_SOURCE EXCERPT_:
▽
Re: [RFC PATCH v2 14/14] dcache: Implement object migration

From: Miklos Szeredi
Date: Thu Apr 04 2019 - 04:01:38 EST


On Wed, Apr 3, 2019 at 9:05 PM Al Viro <viro@xxxxxxxxxxxxxxxxxx> wrote:
>
> On Wed, Apr 03, 2019 at 07:24:54PM +0100, Al Viro wrote:
>
> > If by "how to do it right" you mean "expedit kicking out something with
> > non-zero refcount" - there's no way to do that. Nothing even remotely
> > sane.
> >
> > If you mean "kick out everything in this page with zero refcount" - that
> > can be done (see further in the thread).
> >
> > Look, dentries and inodes are really, really not relocatable. If they
> > can be evicted by memory pressure - sure, we can do that for a given
> > set (e.g. "everything in that page"). But that's it - if memory
> > pressure would _not_ get rid of that one, there's nothing to be done.
> > Again, all VM can do is to simulate shrinker hitting hard on given
> > bunch (rather than buggering the entire cache). If filesystem (or
> > something in VFS) says "it's busy", it bloody well _is_ busy and
> > won't be going away until it ceases to be such.
>
> FWIW, some theory: the only kind of long-term reference that can
> be killed off by memory pressure is that from child to parent.
△
_WRITTEN PROBLEM A_: In the dcache mailing list message, what is the only kind of long-term reference that can be killed off by memory pressure?
The mailing list message and the listing are unrelated material.

_TASK INPUTS_:
▽
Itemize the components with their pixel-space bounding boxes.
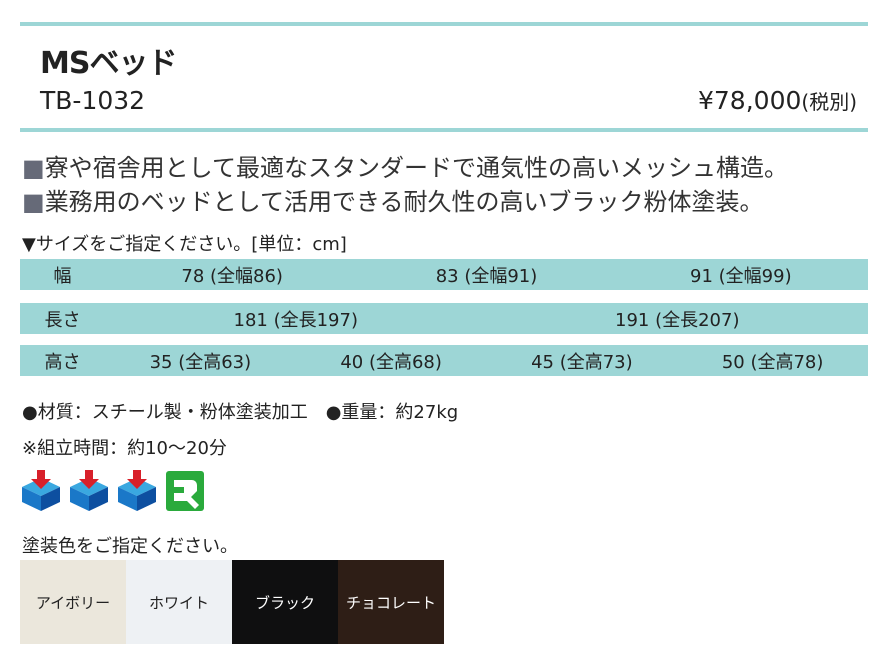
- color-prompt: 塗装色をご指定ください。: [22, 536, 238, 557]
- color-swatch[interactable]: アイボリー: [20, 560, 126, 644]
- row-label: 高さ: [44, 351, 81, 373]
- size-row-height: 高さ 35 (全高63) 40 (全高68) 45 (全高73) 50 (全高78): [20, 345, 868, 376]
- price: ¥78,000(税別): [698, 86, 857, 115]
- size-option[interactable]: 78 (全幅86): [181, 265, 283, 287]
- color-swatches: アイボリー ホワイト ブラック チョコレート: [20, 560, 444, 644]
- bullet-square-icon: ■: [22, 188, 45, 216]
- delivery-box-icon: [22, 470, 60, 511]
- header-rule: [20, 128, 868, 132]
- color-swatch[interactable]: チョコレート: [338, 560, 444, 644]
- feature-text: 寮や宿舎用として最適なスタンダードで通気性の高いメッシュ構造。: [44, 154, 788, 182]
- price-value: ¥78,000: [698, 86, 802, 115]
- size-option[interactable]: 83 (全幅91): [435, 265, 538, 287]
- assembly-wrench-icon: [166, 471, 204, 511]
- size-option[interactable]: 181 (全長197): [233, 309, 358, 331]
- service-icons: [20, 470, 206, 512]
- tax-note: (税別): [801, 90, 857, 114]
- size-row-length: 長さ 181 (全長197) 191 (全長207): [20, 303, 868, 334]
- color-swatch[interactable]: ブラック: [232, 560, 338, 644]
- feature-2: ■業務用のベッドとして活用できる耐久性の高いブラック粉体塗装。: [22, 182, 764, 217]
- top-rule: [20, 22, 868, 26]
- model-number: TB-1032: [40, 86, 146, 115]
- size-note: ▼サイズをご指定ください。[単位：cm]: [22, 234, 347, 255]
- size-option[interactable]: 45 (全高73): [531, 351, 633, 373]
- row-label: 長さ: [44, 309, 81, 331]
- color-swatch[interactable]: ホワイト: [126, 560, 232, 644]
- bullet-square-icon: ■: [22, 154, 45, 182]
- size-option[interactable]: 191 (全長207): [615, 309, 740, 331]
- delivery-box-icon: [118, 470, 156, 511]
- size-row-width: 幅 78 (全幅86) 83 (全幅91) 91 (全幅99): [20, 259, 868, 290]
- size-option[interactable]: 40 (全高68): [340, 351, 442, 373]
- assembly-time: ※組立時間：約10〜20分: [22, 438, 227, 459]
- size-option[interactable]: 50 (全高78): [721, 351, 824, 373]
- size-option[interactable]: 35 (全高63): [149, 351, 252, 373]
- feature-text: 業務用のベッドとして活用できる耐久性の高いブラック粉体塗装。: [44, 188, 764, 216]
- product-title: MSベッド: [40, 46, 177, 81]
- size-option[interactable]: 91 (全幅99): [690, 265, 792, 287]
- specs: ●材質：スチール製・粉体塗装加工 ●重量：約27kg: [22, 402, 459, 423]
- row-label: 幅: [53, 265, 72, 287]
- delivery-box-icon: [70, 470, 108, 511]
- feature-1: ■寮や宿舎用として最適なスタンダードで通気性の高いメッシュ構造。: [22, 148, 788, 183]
△
_WRITTEN PROBLEM B_: Reproduce the listing from the line with "- color-prompt: 塗装色をご指定ください。: [22, 536, 238, 557]" to the line with "- size-option[interactable]: 45", substituting "shipping-box-icon" for "delivery-box-icon" and leaving everything else unchanged; give only those lines.

_TASK OUTPUT A_: The reference from child to parent.

_TASK OUTPUT B_:
- color-prompt: 塗装色をご指定ください。: [22, 536, 238, 557]
- color-swatch[interactable]: アイボリー: [20, 560, 126, 644]
- row-label: 高さ: [44, 351, 81, 373]
- size-row-height: 高さ 35 (全高63) 40 (全高68) 45 (全高73) 50 (全高78): [20, 345, 868, 376]
- price: ¥78,000(税別): [698, 86, 857, 115]
- size-option[interactable]: 78 (全幅86): [181, 265, 283, 287]
- color-swatches: アイボリー ホワイト ブラック チョコレート: [20, 560, 444, 644]
- bullet-square-icon: ■: [22, 188, 45, 216]
- shipping-box-icon: [22, 470, 60, 511]
- header-rule: [20, 128, 868, 132]
- color-swatch[interactable]: チョコレート: [338, 560, 444, 644]
- feature-text: 寮や宿舎用として最適なスタンダードで通気性の高いメッシュ構造。: [44, 154, 788, 182]
- price-value: ¥78,000: [698, 86, 802, 115]
- size-option[interactable]: 83 (全幅91): [435, 265, 538, 287]
- assembly-wrench-icon: [166, 471, 204, 511]
- size-option[interactable]: 181 (全長197): [233, 309, 358, 331]
- service-icons: [20, 470, 206, 512]
- tax-note: (税別): [801, 90, 857, 114]
- size-row-length: 長さ 181 (全長197) 191 (全長207): [20, 303, 868, 334]
- color-swatch[interactable]: ブラック: [232, 560, 338, 644]
- feature-2: ■業務用のベッドとして活用できる耐久性の高いブラック粉体塗装。: [22, 182, 764, 217]
- top-rule: [20, 22, 868, 26]
- model-number: TB-1032: [40, 86, 146, 115]
- size-note: ▼サイズをご指定ください。[単位：cm]: [22, 234, 347, 255]
- size-option[interactable]: 45 (全高73): [531, 351, 633, 373]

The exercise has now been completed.